[Exercise]: Locate all lines in the data below that hold "this" and show them.

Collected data
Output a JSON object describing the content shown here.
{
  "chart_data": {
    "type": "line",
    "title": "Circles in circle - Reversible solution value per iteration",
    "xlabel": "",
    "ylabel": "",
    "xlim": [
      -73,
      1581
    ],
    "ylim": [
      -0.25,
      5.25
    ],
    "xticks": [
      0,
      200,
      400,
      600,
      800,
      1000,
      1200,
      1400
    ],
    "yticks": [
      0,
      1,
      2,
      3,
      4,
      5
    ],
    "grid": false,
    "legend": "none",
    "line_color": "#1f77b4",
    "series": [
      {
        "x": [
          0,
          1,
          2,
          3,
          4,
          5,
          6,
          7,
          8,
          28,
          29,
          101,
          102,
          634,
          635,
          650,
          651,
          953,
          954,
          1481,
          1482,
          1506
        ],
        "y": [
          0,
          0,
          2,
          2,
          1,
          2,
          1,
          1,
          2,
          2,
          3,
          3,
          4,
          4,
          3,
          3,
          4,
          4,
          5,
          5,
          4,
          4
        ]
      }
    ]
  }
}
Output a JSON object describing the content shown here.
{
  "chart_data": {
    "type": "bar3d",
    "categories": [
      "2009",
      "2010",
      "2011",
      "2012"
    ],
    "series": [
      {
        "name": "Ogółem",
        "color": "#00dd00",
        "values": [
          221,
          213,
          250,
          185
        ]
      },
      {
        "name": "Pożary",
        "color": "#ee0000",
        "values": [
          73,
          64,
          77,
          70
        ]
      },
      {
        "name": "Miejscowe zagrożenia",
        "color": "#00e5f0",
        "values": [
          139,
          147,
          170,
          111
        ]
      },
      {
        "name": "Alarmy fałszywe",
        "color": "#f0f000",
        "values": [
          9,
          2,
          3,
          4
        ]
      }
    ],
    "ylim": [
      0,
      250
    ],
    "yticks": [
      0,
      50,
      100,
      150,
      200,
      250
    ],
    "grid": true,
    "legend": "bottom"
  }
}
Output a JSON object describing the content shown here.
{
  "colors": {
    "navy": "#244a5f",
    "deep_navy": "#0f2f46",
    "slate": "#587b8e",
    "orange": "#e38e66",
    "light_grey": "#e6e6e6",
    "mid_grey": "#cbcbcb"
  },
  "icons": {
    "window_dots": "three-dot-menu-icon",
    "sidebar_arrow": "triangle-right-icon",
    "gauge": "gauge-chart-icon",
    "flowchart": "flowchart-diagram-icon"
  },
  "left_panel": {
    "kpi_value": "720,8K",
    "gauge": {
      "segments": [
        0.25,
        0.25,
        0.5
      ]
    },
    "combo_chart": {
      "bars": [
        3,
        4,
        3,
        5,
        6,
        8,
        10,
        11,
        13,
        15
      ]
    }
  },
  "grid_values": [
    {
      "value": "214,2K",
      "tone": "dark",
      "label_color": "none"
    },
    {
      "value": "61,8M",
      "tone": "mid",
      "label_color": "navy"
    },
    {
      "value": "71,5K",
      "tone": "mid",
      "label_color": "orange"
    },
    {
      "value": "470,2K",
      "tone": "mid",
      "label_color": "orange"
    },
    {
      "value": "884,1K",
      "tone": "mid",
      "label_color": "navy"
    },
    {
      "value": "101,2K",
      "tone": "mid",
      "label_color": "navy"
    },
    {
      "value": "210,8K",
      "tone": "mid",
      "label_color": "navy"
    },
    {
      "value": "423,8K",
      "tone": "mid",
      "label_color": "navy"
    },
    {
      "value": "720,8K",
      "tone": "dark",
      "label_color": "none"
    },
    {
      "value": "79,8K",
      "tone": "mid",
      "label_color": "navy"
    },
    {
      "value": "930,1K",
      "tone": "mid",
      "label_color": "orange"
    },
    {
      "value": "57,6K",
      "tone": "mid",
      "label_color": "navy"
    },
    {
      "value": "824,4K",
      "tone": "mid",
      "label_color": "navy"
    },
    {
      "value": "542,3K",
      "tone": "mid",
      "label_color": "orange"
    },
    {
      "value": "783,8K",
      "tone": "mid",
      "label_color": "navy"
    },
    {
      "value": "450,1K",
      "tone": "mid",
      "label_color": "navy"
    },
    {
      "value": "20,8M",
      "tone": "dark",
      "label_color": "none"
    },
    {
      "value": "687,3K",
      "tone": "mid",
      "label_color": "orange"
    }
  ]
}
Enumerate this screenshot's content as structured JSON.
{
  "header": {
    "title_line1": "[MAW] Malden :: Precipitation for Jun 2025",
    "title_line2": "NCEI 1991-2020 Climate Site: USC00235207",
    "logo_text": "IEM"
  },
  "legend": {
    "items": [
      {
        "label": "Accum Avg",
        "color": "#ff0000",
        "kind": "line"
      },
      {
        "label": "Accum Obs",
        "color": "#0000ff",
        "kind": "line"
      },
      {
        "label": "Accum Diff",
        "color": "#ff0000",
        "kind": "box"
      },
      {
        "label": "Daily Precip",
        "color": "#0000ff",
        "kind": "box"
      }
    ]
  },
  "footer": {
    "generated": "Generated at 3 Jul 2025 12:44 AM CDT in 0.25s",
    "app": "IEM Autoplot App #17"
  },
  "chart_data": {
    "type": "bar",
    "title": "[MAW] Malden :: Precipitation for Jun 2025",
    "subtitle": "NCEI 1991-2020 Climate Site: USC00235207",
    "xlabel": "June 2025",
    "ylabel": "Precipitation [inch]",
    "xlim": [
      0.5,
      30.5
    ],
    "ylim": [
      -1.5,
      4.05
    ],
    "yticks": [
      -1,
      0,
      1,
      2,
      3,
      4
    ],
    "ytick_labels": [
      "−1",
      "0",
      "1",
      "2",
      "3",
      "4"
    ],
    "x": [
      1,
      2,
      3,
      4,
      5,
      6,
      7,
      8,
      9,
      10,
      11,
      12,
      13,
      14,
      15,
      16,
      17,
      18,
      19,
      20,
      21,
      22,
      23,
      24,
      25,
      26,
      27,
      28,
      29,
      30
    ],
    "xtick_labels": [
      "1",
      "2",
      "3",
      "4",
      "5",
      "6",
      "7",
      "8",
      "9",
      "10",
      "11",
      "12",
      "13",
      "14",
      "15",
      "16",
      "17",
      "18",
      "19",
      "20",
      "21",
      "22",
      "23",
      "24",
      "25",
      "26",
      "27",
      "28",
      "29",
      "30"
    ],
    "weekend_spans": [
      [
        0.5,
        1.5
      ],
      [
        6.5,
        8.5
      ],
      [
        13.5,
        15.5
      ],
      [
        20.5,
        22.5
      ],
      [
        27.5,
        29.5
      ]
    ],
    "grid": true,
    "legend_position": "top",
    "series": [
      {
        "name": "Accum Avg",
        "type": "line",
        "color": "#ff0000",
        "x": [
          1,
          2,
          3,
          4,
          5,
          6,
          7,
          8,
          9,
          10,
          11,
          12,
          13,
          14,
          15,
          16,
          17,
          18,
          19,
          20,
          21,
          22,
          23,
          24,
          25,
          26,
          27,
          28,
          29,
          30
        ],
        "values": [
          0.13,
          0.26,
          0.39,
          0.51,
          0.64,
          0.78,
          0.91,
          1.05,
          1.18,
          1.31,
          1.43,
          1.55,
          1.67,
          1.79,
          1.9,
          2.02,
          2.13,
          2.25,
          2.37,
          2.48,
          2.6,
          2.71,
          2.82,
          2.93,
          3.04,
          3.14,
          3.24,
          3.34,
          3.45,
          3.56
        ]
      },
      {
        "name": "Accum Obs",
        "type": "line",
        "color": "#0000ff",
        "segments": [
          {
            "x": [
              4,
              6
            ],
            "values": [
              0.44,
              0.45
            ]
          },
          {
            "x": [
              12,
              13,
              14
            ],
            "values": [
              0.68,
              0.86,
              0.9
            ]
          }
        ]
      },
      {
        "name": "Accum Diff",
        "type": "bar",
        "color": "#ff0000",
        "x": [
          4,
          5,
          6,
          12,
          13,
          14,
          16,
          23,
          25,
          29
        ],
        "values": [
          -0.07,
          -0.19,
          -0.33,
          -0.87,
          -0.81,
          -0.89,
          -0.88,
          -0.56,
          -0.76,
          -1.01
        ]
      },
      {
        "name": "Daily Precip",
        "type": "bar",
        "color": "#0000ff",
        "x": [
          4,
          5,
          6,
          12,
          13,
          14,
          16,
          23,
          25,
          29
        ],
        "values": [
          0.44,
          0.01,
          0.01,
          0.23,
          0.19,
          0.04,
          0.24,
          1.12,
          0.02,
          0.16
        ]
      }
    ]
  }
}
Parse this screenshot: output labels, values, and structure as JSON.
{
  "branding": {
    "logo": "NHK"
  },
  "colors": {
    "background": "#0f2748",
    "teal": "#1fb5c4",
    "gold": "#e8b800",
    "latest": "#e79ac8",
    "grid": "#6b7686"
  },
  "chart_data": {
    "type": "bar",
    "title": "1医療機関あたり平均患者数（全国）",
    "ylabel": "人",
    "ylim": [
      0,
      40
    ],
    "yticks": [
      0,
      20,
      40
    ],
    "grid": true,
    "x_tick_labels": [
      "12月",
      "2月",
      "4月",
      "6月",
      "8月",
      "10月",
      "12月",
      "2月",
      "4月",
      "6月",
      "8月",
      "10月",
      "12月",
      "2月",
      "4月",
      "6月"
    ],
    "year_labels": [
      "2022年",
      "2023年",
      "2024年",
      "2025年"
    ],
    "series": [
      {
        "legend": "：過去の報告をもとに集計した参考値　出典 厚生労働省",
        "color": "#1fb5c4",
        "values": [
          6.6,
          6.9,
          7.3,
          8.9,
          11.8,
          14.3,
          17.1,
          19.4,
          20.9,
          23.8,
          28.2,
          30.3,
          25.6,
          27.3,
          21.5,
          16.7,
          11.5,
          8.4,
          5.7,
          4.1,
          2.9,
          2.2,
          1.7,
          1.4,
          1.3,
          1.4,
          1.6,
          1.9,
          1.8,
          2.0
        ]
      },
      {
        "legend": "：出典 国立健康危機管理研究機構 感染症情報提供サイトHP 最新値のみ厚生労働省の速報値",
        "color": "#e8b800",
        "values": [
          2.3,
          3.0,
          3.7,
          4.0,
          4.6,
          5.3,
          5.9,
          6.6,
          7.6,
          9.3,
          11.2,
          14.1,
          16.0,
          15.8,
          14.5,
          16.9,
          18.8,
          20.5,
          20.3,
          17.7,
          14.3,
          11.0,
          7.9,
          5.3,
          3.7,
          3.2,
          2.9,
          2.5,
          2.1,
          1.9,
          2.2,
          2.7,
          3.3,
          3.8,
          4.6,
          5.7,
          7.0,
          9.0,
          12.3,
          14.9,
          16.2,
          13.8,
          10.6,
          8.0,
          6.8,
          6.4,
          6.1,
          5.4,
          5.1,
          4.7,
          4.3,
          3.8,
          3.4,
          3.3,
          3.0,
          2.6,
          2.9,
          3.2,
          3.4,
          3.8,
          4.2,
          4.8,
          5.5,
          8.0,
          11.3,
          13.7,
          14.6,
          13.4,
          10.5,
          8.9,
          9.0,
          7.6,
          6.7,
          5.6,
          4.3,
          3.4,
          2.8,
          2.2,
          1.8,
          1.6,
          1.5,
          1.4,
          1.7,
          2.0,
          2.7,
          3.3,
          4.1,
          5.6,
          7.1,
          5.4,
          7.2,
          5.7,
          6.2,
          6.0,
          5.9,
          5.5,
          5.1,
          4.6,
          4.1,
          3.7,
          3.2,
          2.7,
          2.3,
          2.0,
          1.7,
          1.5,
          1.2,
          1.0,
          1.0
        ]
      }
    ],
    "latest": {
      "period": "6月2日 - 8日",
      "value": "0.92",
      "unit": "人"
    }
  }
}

[The response]:
Enumerate this screenshot's content as structured JSON.
Parse this screenshot: output labels, values, and structure as JSON.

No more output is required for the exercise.